• [Your instructions]
Across the entries below, count the lines in which the word "work" occurs. Reply with the count alone.

===== Stored rows =====

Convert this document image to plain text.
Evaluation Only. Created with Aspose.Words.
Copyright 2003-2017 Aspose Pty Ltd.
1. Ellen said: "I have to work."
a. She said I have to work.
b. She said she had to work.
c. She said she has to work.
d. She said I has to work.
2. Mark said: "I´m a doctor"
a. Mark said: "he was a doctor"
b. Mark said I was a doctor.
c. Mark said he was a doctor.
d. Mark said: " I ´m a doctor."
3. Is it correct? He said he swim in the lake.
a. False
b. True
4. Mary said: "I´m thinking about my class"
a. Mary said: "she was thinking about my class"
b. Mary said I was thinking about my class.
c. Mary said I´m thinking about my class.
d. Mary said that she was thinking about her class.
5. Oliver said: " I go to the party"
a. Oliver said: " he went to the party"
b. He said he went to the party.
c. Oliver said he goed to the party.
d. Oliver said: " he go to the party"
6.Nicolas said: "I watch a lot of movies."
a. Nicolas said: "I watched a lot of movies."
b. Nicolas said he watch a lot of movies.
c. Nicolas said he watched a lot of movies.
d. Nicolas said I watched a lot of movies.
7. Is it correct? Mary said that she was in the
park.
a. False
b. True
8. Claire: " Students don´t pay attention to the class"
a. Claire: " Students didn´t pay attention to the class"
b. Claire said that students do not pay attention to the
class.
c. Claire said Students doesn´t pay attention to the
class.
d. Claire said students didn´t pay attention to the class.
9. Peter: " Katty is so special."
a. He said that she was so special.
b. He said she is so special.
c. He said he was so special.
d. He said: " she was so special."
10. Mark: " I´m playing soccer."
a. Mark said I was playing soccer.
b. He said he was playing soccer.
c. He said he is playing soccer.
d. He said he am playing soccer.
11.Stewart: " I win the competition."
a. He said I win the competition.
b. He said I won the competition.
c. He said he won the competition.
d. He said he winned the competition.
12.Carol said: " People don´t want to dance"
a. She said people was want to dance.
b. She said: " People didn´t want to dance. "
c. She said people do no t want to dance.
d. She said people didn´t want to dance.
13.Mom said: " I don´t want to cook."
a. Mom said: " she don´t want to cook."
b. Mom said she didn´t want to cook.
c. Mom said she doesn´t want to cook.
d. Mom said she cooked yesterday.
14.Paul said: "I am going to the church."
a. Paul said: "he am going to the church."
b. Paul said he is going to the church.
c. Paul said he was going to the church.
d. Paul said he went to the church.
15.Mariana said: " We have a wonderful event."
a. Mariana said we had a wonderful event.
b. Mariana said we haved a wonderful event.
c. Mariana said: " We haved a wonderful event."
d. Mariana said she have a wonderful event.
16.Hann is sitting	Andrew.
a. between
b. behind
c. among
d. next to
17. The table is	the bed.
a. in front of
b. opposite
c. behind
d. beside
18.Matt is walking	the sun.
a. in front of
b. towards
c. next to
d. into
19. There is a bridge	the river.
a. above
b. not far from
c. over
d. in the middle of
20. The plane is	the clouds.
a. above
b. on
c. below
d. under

=====

• [Correct response]
5